Task —
All of the data below should be written out exactly.

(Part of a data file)
-- Start --
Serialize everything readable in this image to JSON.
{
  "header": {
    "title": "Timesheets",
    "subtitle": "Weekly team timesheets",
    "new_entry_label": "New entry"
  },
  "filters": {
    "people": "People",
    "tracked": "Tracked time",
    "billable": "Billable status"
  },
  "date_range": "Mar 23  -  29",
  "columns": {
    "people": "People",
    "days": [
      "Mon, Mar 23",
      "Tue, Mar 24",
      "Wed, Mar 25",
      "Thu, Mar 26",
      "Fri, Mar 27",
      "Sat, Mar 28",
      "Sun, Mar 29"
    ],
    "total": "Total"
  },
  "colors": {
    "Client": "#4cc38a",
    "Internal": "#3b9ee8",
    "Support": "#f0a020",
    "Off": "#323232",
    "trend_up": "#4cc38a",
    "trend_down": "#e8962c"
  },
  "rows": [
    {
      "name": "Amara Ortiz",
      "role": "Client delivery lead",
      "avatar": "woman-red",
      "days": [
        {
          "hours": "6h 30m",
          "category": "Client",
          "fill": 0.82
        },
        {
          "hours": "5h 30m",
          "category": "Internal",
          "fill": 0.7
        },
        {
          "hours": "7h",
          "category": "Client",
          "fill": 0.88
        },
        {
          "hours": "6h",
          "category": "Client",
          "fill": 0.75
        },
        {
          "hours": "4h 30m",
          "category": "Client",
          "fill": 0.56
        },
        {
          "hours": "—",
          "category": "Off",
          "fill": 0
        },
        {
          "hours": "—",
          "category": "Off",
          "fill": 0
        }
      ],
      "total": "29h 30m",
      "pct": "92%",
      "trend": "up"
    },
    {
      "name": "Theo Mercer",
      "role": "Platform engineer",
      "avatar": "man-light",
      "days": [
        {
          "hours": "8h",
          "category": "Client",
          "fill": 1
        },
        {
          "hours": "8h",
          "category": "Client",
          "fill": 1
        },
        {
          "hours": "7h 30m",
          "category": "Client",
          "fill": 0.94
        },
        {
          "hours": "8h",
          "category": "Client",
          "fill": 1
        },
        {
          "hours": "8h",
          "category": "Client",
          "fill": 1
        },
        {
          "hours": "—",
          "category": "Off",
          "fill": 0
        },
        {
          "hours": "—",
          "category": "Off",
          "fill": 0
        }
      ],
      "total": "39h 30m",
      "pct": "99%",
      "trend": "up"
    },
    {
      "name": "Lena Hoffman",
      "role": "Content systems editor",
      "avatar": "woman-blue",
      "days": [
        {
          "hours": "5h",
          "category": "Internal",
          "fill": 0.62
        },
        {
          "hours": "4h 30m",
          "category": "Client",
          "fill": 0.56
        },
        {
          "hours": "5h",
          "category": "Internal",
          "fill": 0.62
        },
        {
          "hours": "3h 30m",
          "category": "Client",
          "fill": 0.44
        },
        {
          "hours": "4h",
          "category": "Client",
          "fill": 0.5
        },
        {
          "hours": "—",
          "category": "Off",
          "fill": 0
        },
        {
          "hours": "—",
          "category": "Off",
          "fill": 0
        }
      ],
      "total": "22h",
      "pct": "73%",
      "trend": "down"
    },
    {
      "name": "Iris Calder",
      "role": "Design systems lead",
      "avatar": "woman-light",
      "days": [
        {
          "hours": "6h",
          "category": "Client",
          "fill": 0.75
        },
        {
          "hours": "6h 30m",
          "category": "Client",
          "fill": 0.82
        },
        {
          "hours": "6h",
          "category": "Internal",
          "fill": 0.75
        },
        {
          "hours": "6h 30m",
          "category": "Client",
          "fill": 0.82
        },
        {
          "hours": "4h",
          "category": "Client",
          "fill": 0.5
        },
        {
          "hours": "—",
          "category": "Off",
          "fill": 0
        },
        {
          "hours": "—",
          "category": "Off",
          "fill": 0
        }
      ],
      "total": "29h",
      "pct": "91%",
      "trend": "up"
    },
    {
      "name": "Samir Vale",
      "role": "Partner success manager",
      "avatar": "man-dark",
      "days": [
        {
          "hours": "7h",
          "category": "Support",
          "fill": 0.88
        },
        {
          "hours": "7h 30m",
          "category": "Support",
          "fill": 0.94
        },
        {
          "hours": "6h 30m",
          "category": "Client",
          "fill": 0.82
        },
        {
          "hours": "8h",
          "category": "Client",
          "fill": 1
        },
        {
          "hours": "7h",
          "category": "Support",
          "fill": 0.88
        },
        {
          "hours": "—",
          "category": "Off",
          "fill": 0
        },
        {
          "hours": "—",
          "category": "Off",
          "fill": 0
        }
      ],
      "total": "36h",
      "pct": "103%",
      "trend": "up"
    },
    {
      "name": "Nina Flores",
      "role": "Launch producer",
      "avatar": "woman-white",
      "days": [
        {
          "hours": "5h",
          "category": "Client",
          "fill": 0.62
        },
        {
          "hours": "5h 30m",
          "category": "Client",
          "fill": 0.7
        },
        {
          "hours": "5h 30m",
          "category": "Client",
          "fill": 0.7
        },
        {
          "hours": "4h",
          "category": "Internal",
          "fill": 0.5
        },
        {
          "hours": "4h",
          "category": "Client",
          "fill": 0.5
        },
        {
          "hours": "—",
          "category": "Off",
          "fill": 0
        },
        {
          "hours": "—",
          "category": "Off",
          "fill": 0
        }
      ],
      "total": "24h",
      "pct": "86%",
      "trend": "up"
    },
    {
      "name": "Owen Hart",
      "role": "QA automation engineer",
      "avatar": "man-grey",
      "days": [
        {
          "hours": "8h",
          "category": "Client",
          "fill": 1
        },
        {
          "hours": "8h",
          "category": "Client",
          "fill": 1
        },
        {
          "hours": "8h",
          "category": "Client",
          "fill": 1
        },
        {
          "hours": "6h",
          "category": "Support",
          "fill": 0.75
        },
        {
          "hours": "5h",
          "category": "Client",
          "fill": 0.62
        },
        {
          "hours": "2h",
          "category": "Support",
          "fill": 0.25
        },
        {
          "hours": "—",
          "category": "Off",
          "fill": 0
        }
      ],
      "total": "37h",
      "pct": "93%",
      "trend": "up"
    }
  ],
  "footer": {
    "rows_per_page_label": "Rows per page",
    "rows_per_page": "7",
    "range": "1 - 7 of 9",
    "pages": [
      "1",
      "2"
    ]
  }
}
-- End --
Solution below —
Serialize everything readable in this image to JSON.
{
  "header": {
    "title": "Timesheets",
    "subtitle": "Weekly team timesheets",
    "new_entry_label": "New entry"
  },
  "filters": {
    "people": "People",
    "tracked": "Tracked time",
    "billable": "Billable status"
  },
  "date_range": "Mar 23  -  29",
  "columns": {
    "people": "People",
    "days": [
      "Mon, Mar 23",
      "Tue, Mar 24",
      "Wed, Mar 25",
      "Thu, Mar 26",
      "Fri, Mar 27",
      "Sat, Mar 28",
      "Sun, Mar 29"
    ],
    "total": "Total"
  },
  "colors": {
    "Client": "#4cc38a",
    "Internal": "#3b9ee8",
    "Support": "#f0a020",
    "Off": "#323232",
    "trend_up": "#4cc38a",
    "trend_down": "#e8962c"
  },
  "rows": [
    {
      "name": "Amara Ortiz",
      "role": "Client delivery lead",
      "avatar": "woman-red",
      "days": [
        {
          "hours": "6h 30m",
          "category": "Client",
          "fill": 0.82
        },
        {
          "hours": "5h 30m",
          "category": "Internal",
          "fill": 0.7
        },
        {
          "hours": "7h",
          "category": "Client",
          "fill": 0.88
        },
        {
          "hours": "6h",
          "category": "Client",
          "fill": 0.75
        },
        {
          "hours": "4h 30m",
          "category": "Client",
          "fill": 0.56
        },
        {
          "hours": "—",
          "category": "Off",
          "fill": 0
        },
        {
          "hours": "—",
          "category": "Off",
          "fill": 0
        }
      ],
      "total": "29h 30m",
      "pct": "92%",
      "trend": "up"
    },
    {
      "name": "Theo Mercer",
      "role": "Platform engineer",
      "avatar": "man-light",
      "days": [
        {
          "hours": "8h",
          "category": "Client",
          "fill": 1
        },
        {
          "hours": "8h",
          "category": "Client",
          "fill": 1
        },
        {
          "hours": "7h 30m",
          "category": "Client",
          "fill": 0.94
        },
        {
          "hours": "8h",
          "category": "Client",
          "fill": 1
        },
        {
          "hours": "8h",
          "category": "Client",
          "fill": 1
        },
        {
          "hours": "—",
          "category": "Off",
          "fill": 0
        },
        {
          "hours": "—",
          "category": "Off",
          "fill": 0
        }
      ],
      "total": "39h 30m",
      "pct": "99%",
      "trend": "up"
    },
    {
      "name": "Lena Hoffman",
      "role": "Content systems editor",
      "avatar": "woman-blue",
      "days": [
        {
          "hours": "5h",
          "category": "Internal",
          "fill": 0.62
        },
        {
          "hours": "4h 30m",
          "category": "Client",
          "fill": 0.56
        },
        {
          "hours": "5h",
          "category": "Internal",
          "fill": 0.62
        },
        {
          "hours": "3h 30m",
          "category": "Client",
          "fill": 0.44
        },
        {
          "hours": "4h",
          "category": "Client",
          "fill": 0.5
        },
        {
          "hours": "—",
          "category": "Off",
          "fill": 0
        },
        {
          "hours": "—",
          "category": "Off",
          "fill": 0
        }
      ],
      "total": "22h",
      "pct": "73%",
      "trend": "down"
    },
    {
      "name": "Iris Calder",
      "role": "Design systems lead",
      "avatar": "woman-light",
      "days": [
        {
          "hours": "6h",
          "category": "Client",
          "fill": 0.75
        },
        {
          "hours": "6h 30m",
          "category": "Client",
          "fill": 0.82
        },
        {
          "hours": "6h",
          "category": "Internal",
          "fill": 0.75
        },
        {
          "hours": "6h 30m",
          "category": "Client",
          "fill": 0.82
        },
        {
          "hours": "4h",
          "category": "Client",
          "fill": 0.5
        },
        {
          "hours": "—",
          "category": "Off",
          "fill": 0
        },
        {
          "hours": "—",
          "category": "Off",
          "fill": 0
        }
      ],
      "total": "29h",
      "pct": "91%",
      "trend": "up"
    },
    {
      "name": "Samir Vale",
      "role": "Partner success manager",
      "avatar": "man-dark",
      "days": [
        {
          "hours": "7h",
          "category": "Support",
          "fill": 0.88
        },
        {
          "hours": "7h 30m",
          "category": "Support",
          "fill": 0.94
        },
        {
          "hours": "6h 30m",
          "category": "Client",
          "fill": 0.82
        },
        {
          "hours": "8h",
          "category": "Client",
          "fill": 1
        },
        {
          "hours": "7h",
          "category": "Support",
          "fill": 0.88
        },
        {
          "hours": "—",
          "category": "Off",
          "fill": 0
        },
        {
          "hours": "—",
          "category": "Off",
          "fill": 0
        }
      ],
      "total": "36h",
      "pct": "103%",
      "trend": "up"
    },
    {
      "name": "Nina Flores",
      "role": "Launch producer",
      "avatar": "woman-white",
      "days": [
        {
          "hours": "5h",
          "category": "Client",
          "fill": 0.62
        },
        {
          "hours": "5h 30m",
          "category": "Client",
          "fill": 0.7
        },
        {
          "hours": "5h 30m",
          "category": "Client",
          "fill": 0.7
        },
        {
          "hours": "4h",
          "category": "Internal",
          "fill": 0.5
        },
        {
          "hours": "4h",
          "category": "Client",
          "fill": 0.5
        },
        {
          "hours": "—",
          "category": "Off",
          "fill": 0
        },
        {
          "hours": "—",
          "category": "Off",
          "fill": 0
        }
      ],
      "total": "24h",
      "pct": "86%",
      "trend": "up"
    },
    {
      "name": "Owen Hart",
      "role": "QA automation engineer",
      "avatar": "man-grey",
      "days": [
        {
          "hours": "8h",
          "category": "Client",
          "fill": 1
        },
        {
          "hours": "8h",
          "category": "Client",
          "fill": 1
        },
        {
          "hours": "8h",
          "category": "Client",
          "fill": 1
        },
        {
          "hours": "6h",
          "category": "Support",
          "fill": 0.75
        },
        {
          "hours": "5h",
          "category": "Client",
          "fill": 0.62
        },
        {
          "hours": "2h",
          "category": "Support",
          "fill": 0.25
        },
        {
          "hours": "—",
          "category": "Off",
          "fill": 0
        }
      ],
      "total": "37h",
      "pct": "93%",
      "trend": "up"
    }
  ],
  "footer": {
    "rows_per_page_label": "Rows per page",
    "rows_per_page": "7",
    "range": "1 - 7 of 9",
    "pages": [
      "1",
      "2"
    ]
  }
}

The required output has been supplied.